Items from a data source
[START]

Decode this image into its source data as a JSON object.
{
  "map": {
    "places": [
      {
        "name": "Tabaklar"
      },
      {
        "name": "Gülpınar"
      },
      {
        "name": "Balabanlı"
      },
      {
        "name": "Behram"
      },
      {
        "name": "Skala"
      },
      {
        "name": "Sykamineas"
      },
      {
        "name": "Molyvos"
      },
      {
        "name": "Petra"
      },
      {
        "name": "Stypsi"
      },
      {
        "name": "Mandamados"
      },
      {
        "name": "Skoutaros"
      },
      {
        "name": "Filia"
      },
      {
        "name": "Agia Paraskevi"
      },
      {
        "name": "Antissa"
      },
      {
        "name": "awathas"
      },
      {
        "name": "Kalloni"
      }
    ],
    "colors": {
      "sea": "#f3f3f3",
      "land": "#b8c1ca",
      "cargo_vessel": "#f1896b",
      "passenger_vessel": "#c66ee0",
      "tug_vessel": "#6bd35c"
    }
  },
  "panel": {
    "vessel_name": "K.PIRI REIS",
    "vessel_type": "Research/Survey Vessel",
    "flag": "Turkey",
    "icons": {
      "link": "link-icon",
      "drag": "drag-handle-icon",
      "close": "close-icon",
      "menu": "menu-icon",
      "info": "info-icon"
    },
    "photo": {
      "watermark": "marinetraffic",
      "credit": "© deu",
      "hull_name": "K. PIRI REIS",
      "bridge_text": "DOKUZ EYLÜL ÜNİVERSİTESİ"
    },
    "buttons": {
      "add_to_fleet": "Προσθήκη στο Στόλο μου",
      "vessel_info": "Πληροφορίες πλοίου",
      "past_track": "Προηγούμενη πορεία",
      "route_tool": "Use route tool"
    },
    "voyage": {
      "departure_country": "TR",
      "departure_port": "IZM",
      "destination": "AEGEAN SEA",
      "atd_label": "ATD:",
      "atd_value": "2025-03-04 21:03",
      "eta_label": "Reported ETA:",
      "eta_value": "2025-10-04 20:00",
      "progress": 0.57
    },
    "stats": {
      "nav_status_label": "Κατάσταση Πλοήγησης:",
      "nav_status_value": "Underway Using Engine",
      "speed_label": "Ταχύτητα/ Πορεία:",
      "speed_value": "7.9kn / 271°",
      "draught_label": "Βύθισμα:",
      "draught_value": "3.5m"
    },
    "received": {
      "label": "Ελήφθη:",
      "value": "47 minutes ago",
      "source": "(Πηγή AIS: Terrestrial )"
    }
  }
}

[END]

Aim of the task:
Word for word, quote all of the data above.

Full answer:
Decode this image into its source data as a JSON object.
{
  "map": {
    "places": [
      {
        "name": "Tabaklar"
      },
      {
        "name": "Gülpınar"
      },
      {
        "name": "Balabanlı"
      },
      {
        "name": "Behram"
      },
      {
        "name": "Skala"
      },
      {
        "name": "Sykamineas"
      },
      {
        "name": "Molyvos"
      },
      {
        "name": "Petra"
      },
      {
        "name": "Stypsi"
      },
      {
        "name": "Mandamados"
      },
      {
        "name": "Skoutaros"
      },
      {
        "name": "Filia"
      },
      {
        "name": "Agia Paraskevi"
      },
      {
        "name": "Antissa"
      },
      {
        "name": "awathas"
      },
      {
        "name": "Kalloni"
      }
    ],
    "colors": {
      "sea": "#f3f3f3",
      "land": "#b8c1ca",
      "cargo_vessel": "#f1896b",
      "passenger_vessel": "#c66ee0",
      "tug_vessel": "#6bd35c"
    }
  },
  "panel": {
    "vessel_name": "K.PIRI REIS",
    "vessel_type": "Research/Survey Vessel",
    "flag": "Turkey",
    "icons": {
      "link": "link-icon",
      "drag": "drag-handle-icon",
      "close": "close-icon",
      "menu": "menu-icon",
      "info": "info-icon"
    },
    "photo": {
      "watermark": "marinetraffic",
      "credit": "© deu",
      "hull_name": "K. PIRI REIS",
      "bridge_text": "DOKUZ EYLÜL ÜNİVERSİTESİ"
    },
    "buttons": {
      "add_to_fleet": "Προσθήκη στο Στόλο μου",
      "vessel_info": "Πληροφορίες πλοίου",
      "past_track": "Προηγούμενη πορεία",
      "route_tool": "Use route tool"
    },
    "voyage": {
      "departure_country": "TR",
      "departure_port": "IZM",
      "destination": "AEGEAN SEA",
      "atd_label": "ATD:",
      "atd_value": "2025-03-04 21:03",
      "eta_label": "Reported ETA:",
      "eta_value": "2025-10-04 20:00",
      "progress": 0.57
    },
    "stats": {
      "nav_status_label": "Κατάσταση Πλοήγησης:",
      "nav_status_value": "Underway Using Engine",
      "speed_label": "Ταχύτητα/ Πορεία:",
      "speed_value": "7.9kn / 271°",
      "draught_label": "Βύθισμα:",
      "draught_value": "3.5m"
    },
    "received": {
      "label": "Ελήφθη:",
      "value": "47 minutes ago",
      "source": "(Πηγή AIS: Terrestrial )"
    }
  }
}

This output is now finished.